(Data entries for graphics)
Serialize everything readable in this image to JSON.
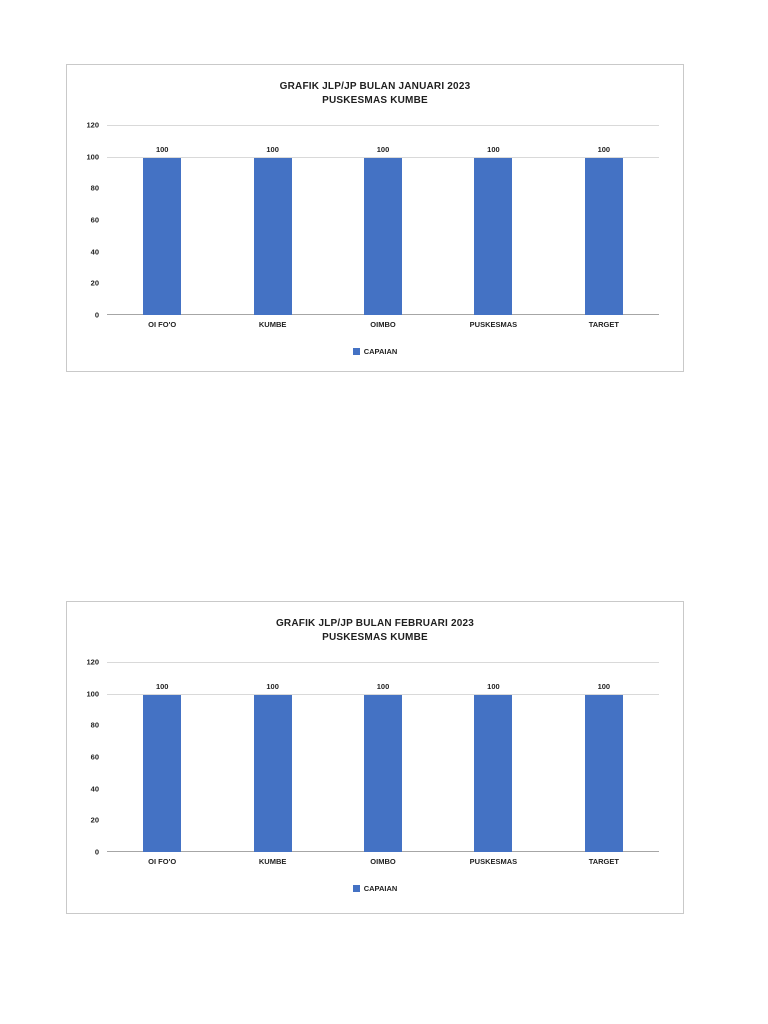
{
  "page": {
    "background_color": "#ffffff",
    "accent_color": "#4472C4"
  },
  "chart_data": [
    {
      "type": "bar",
      "title": "GRAFIK  JLP/JP BULAN JANUARI 2023",
      "subtitle": "PUSKESMAS KUMBE",
      "categories": [
        "OI FO'O",
        "KUMBE",
        "OIMBO",
        "PUSKESMAS",
        "TARGET"
      ],
      "series": [
        {
          "name": "CAPAIAN",
          "values": [
            100,
            100,
            100,
            100,
            100
          ]
        }
      ],
      "data_labels": [
        100,
        100,
        100,
        100,
        100
      ],
      "xlabel": "",
      "ylabel": "",
      "ylim": [
        0,
        120
      ],
      "yticks": [
        0,
        20,
        40,
        60,
        80,
        100,
        120
      ],
      "gridlines_at": [
        100,
        120
      ],
      "grid": true,
      "legend_position": "bottom",
      "bar_color": "#4472C4"
    },
    {
      "type": "bar",
      "title": "GRAFIK  JLP/JP BULAN FEBRUARI 2023",
      "subtitle": "PUSKESMAS KUMBE",
      "categories": [
        "OI FO'O",
        "KUMBE",
        "OIMBO",
        "PUSKESMAS",
        "TARGET"
      ],
      "series": [
        {
          "name": "CAPAIAN",
          "values": [
            100,
            100,
            100,
            100,
            100
          ]
        }
      ],
      "data_labels": [
        100,
        100,
        100,
        100,
        100
      ],
      "xlabel": "",
      "ylabel": "",
      "ylim": [
        0,
        120
      ],
      "yticks": [
        0,
        20,
        40,
        60,
        80,
        100,
        120
      ],
      "gridlines_at": [
        100,
        120
      ],
      "grid": true,
      "legend_position": "bottom",
      "bar_color": "#4472C4"
    }
  ]
}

_WRITTEN INSTRUCTION_
Please write out all of the material above without changing a word, and omit any pictures.

_RESULT_
Serialize everything readable in this image to JSON.
{
  "page": {
    "background_color": "#ffffff",
    "accent_color": "#4472C4"
  },
  "chart_data": [
    {
      "type": "bar",
      "title": "GRAFIK  JLP/JP BULAN JANUARI 2023",
      "subtitle": "PUSKESMAS KUMBE",
      "categories": [
        "OI FO'O",
        "KUMBE",
        "OIMBO",
        "PUSKESMAS",
        "TARGET"
      ],
      "series": [
        {
          "name": "CAPAIAN",
          "values": [
            100,
            100,
            100,
            100,
            100
          ]
        }
      ],
      "data_labels": [
        100,
        100,
        100,
        100,
        100
      ],
      "xlabel": "",
      "ylabel": "",
      "ylim": [
        0,
        120
      ],
      "yticks": [
        0,
        20,
        40,
        60,
        80,
        100,
        120
      ],
      "gridlines_at": [
        100,
        120
      ],
      "grid": true,
      "legend_position": "bottom",
      "bar_color": "#4472C4"
    },
    {
      "type": "bar",
      "title": "GRAFIK  JLP/JP BULAN FEBRUARI 2023",
      "subtitle": "PUSKESMAS KUMBE",
      "categories": [
        "OI FO'O",
        "KUMBE",
        "OIMBO",
        "PUSKESMAS",
        "TARGET"
      ],
      "series": [
        {
          "name": "CAPAIAN",
          "values": [
            100,
            100,
            100,
            100,
            100
          ]
        }
      ],
      "data_labels": [
        100,
        100,
        100,
        100,
        100
      ],
      "xlabel": "",
      "ylabel": "",
      "ylim": [
        0,
        120
      ],
      "yticks": [
        0,
        20,
        40,
        60,
        80,
        100,
        120
      ],
      "gridlines_at": [
        100,
        120
      ],
      "grid": true,
      "legend_position": "bottom",
      "bar_color": "#4472C4"
    }
  ]
}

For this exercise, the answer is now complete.